• _What the task requires_
Word for word, quote all of the material, omitting the pictures.
┌─ Records to process
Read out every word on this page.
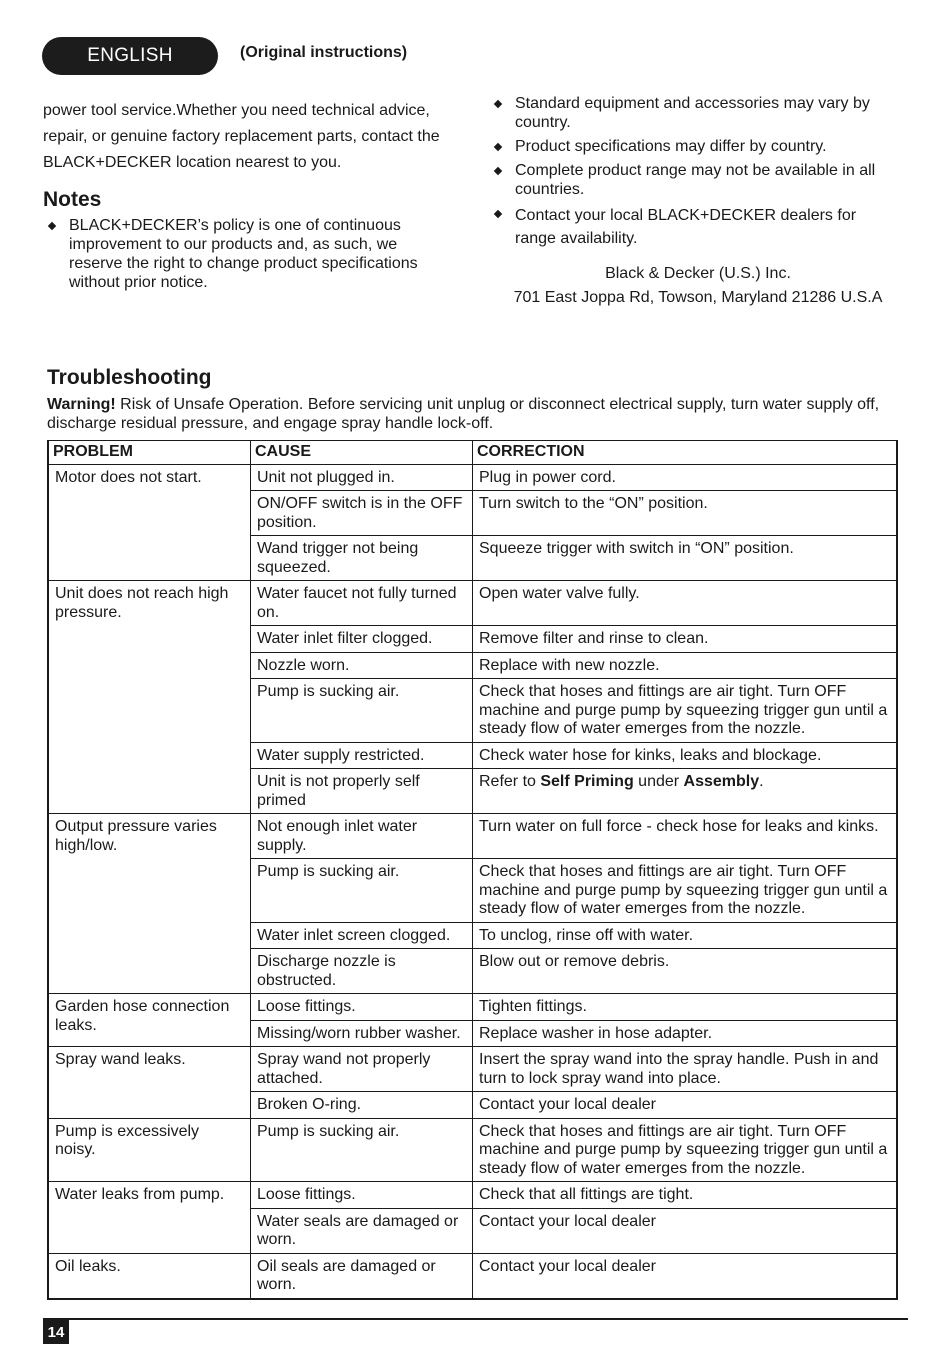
ENGLISH	(Original instructions)
power tool service.Whether you need technical advice, repair, or genuine factory replacement parts, contact the BLACK+DECKER location nearest to you.
Notes
BLACK+DECKER’s policy is one of continuous improvement to our products and, as such, we reserve the right to change product specifications without prior notice.
Standard equipment and accessories may vary by country.
Product specifications may differ by country.
Complete product range may not be available in all countries.
Contact your local BLACK+DECKER dealers for range availability.
Black & Decker (U.S.) Inc.
701 East Joppa Rd, Towson, Maryland 21286 U.S.A
Troubleshooting
Warning! Risk of Unsafe Operation. Before servicing unit unplug or disconnect electrical supply, turn water supply off, discharge residual pressure, and engage spray handle lock-off.
PROBLEM	CAUSE	CORRECTION
Motor does not start.	Unit not plugged in.	Plug in power cord.
	ON/OFF switch is in the OFF position.	Turn switch to the “ON” position.
	Wand trigger not being squeezed.	Squeeze trigger with switch in “ON” position.
Unit does not reach high pressure.	Water faucet not fully turned on.	Open water valve fully.
	Water inlet filter clogged.	Remove filter and rinse to clean.
	Nozzle worn.	Replace with new nozzle.
	Pump is sucking air.	Check that hoses and fittings are air tight. Turn OFF machine and purge pump by squeezing trigger gun until a steady flow of water emerges from the nozzle.
	Water supply restricted.	Check water hose for kinks, leaks and blockage.
	Unit is not properly self primed	Refer to Self Priming under Assembly.
Output pressure varies high/low.	Not enough inlet water supply.	Turn water on full force - check hose for leaks and kinks.
	Pump is sucking air.	Check that hoses and fittings are air tight. Turn OFF machine and purge pump by squeezing trigger gun until a steady flow of water emerges from the nozzle.
	Water inlet screen clogged.	To unclog, rinse off with water.
	Discharge nozzle is obstructed.	Blow out or remove debris.
Garden hose connection leaks.	Loose fittings.	Tighten fittings.
	Missing/worn rubber washer.	Replace washer in hose adapter.
Spray wand leaks.	Spray wand not properly attached.	Insert the spray wand into the spray handle. Push in and turn to lock spray wand into place.
	Broken O-ring.	Contact your local dealer
Pump is excessively noisy.	Pump is sucking air.	Check that hoses and fittings are air tight. Turn OFF machine and purge pump by squeezing trigger gun until a steady flow of water emerges from the nozzle.
Water leaks from pump.	Loose fittings.	Check that all fittings are tight.
	Water seals are damaged or worn.	Contact your local dealer
Oil leaks.	Oil seals are damaged or worn.	Contact your local dealer
14
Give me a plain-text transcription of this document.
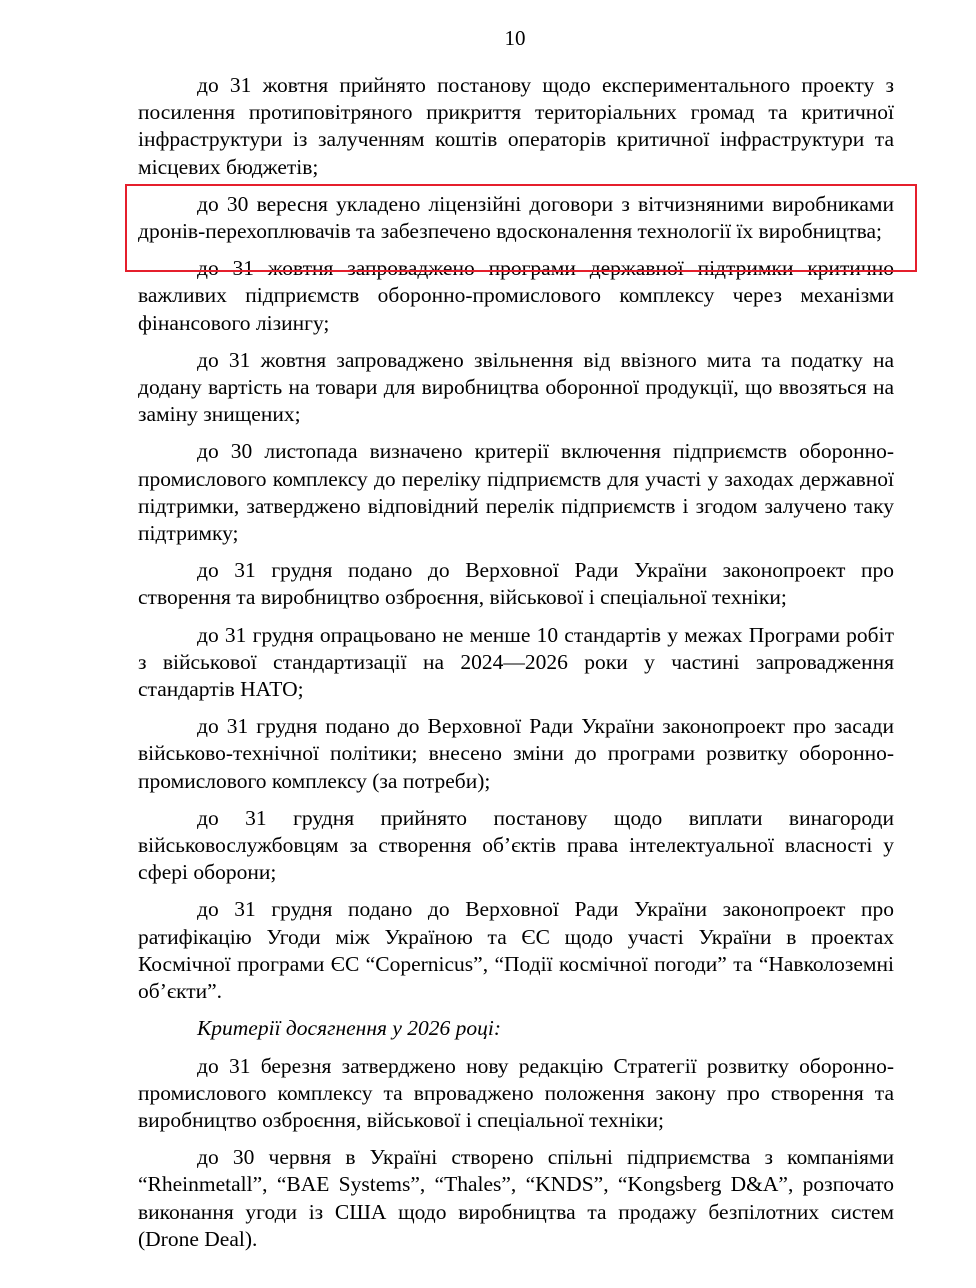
10

до 31 жовтня прийнято постанову щодо експериментального проекту з посилення протиповітряного прикриття територіальних громад та критичної інфраструктури із залученням коштів операторів критичної інфраструктури та місцевих бюджетів;

до 30 вересня укладено ліцензійні договори з вітчизняними виробниками дронів-перехоплювачів та забезпечено вдосконалення технології їх виробництва;

до 31 жовтня запроваджено програми державної підтримки критично важливих підприємств оборонно-промислового комплексу через механізми фінансового лізингу;

до 31 жовтня запроваджено звільнення від ввізного мита та податку на додану вартість на товари для виробництва оборонної продукції, що ввозяться на заміну знищених;

до 30 листопада визначено критерії включення підприємств оборонно-промислового комплексу до переліку підприємств для участі у заходах державної підтримки, затверджено відповідний перелік підприємств і згодом залучено таку підтримку;

до 31 грудня подано до Верховної Ради України законопроект про створення та виробництво озброєння, військової і спеціальної техніки;

до 31 грудня опрацьовано не менше 10 стандартів у межах Програми робіт з військової стандартизації на 2024—2026 роки у частині запровадження стандартів НАТО;

до 31 грудня подано до Верховної Ради України законопроект про засади військово-технічної політики; внесено зміни до програми розвитку оборонно-промислового комплексу (за потреби);

до 31 грудня прийнято постанову щодо виплати винагороди військовослужбовцям за створення об’єктів права інтелектуальної власності у сфері оборони;

до 31 грудня подано до Верховної Ради України законопроект про ратифікацію Угоди між Україною та ЄС щодо участі України в проектах Космічної програми ЄС “Copernicus”, “Події космічної погоди” та “Навколоземні об’єкти”.

Критерії досягнення у 2026 році:

до 31 березня затверджено нову редакцію Стратегії розвитку оборонно-промислового комплексу та впроваджено положення закону про створення та виробництво озброєння, військової і спеціальної техніки;

до 30 червня в Україні створено спільні підприємства з компаніями “Rheinmetall”, “BAE Systems”, “Thales”, “KNDS”, “Kongsberg D&A”, розпочато виконання угоди із США щодо виробництва та продажу безпілотних систем (Drone Deal).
└─
• _Correct answer_
Read out every word on this page.
ENGLISH	(Original instructions)
power tool service.Whether you need technical advice, repair, or genuine factory replacement parts, contact the BLACK+DECKER location nearest to you.
Notes
BLACK+DECKER’s policy is one of continuous improvement to our products and, as such, we reserve the right to change product specifications without prior notice.
Standard equipment and accessories may vary by country.
Product specifications may differ by country.
Complete product range may not be available in all countries.
Contact your local BLACK+DECKER dealers for range availability.
Black & Decker (U.S.) Inc.
701 East Joppa Rd, Towson, Maryland 21286 U.S.A
Troubleshooting
Warning! Risk of Unsafe Operation. Before servicing unit unplug or disconnect electrical supply, turn water supply off, discharge residual pressure, and engage spray handle lock-off.
PROBLEM	CAUSE	CORRECTION
Motor does not start.	Unit not plugged in.	Plug in power cord.
	ON/OFF switch is in the OFF position.	Turn switch to the “ON” position.
	Wand trigger not being squeezed.	Squeeze trigger with switch in “ON” position.
Unit does not reach high pressure.	Water faucet not fully turned on.	Open water valve fully.
	Water inlet filter clogged.	Remove filter and rinse to clean.
	Nozzle worn.	Replace with new nozzle.
	Pump is sucking air.	Check that hoses and fittings are air tight. Turn OFF machine and purge pump by squeezing trigger gun until a steady flow of water emerges from the nozzle.
	Water supply restricted.	Check water hose for kinks, leaks and blockage.
	Unit is not properly self primed	Refer to Self Priming under Assembly.
Output pressure varies high/low.	Not enough inlet water supply.	Turn water on full force - check hose for leaks and kinks.
	Pump is sucking air.	Check that hoses and fittings are air tight. Turn OFF machine and purge pump by squeezing trigger gun until a steady flow of water emerges from the nozzle.
	Water inlet screen clogged.	To unclog, rinse off with water.
	Discharge nozzle is obstructed.	Blow out or remove debris.
Garden hose connection leaks.	Loose fittings.	Tighten fittings.
	Missing/worn rubber washer.	Replace washer in hose adapter.
Spray wand leaks.	Spray wand not properly attached.	Insert the spray wand into the spray handle. Push in and turn to lock spray wand into place.
	Broken O-ring.	Contact your local dealer
Pump is excessively noisy.	Pump is sucking air.	Check that hoses and fittings are air tight. Turn OFF machine and purge pump by squeezing trigger gun until a steady flow of water emerges from the nozzle.
Water leaks from pump.	Loose fittings.	Check that all fittings are tight.
	Water seals are damaged or worn.	Contact your local dealer
Oil leaks.	Oil seals are damaged or worn.	Contact your local dealer
14
Give me a plain-text transcription of this document.
10

до 31 жовтня прийнято постанову щодо експериментального проекту з посилення протиповітряного прикриття територіальних громад та критичної інфраструктури із залученням коштів операторів критичної інфраструктури та місцевих бюджетів;

до 30 вересня укладено ліцензійні договори з вітчизняними виробниками дронів-перехоплювачів та забезпечено вдосконалення технології їх виробництва;

до 31 жовтня запроваджено програми державної підтримки критично важливих підприємств оборонно-промислового комплексу через механізми фінансового лізингу;

до 31 жовтня запроваджено звільнення від ввізного мита та податку на додану вартість на товари для виробництва оборонної продукції, що ввозяться на заміну знищених;

до 30 листопада визначено критерії включення підприємств оборонно-промислового комплексу до переліку підприємств для участі у заходах державної підтримки, затверджено відповідний перелік підприємств і згодом залучено таку підтримку;

до 31 грудня подано до Верховної Ради України законопроект про створення та виробництво озброєння, військової і спеціальної техніки;

до 31 грудня опрацьовано не менше 10 стандартів у межах Програми робіт з військової стандартизації на 2024—2026 роки у частині запровадження стандартів НАТО;

до 31 грудня подано до Верховної Ради України законопроект про засади військово-технічної політики; внесено зміни до програми розвитку оборонно-промислового комплексу (за потреби);

до 31 грудня прийнято постанову щодо виплати винагороди військовослужбовцям за створення об’єктів права інтелектуальної власності у сфері оборони;

до 31 грудня подано до Верховної Ради України законопроект про ратифікацію Угоди між Україною та ЄС щодо участі України в проектах Космічної програми ЄС “Copernicus”, “Події космічної погоди” та “Навколоземні об’єкти”.

Критерії досягнення у 2026 році:

до 31 березня затверджено нову редакцію Стратегії розвитку оборонно-промислового комплексу та впроваджено положення закону про створення та виробництво озброєння, військової і спеціальної техніки;

до 30 червня в Україні створено спільні підприємства з компаніями “Rheinmetall”, “BAE Systems”, “Thales”, “KNDS”, “Kongsberg D&A”, розпочато виконання угоди із США щодо виробництва та продажу безпілотних систем (Drone Deal).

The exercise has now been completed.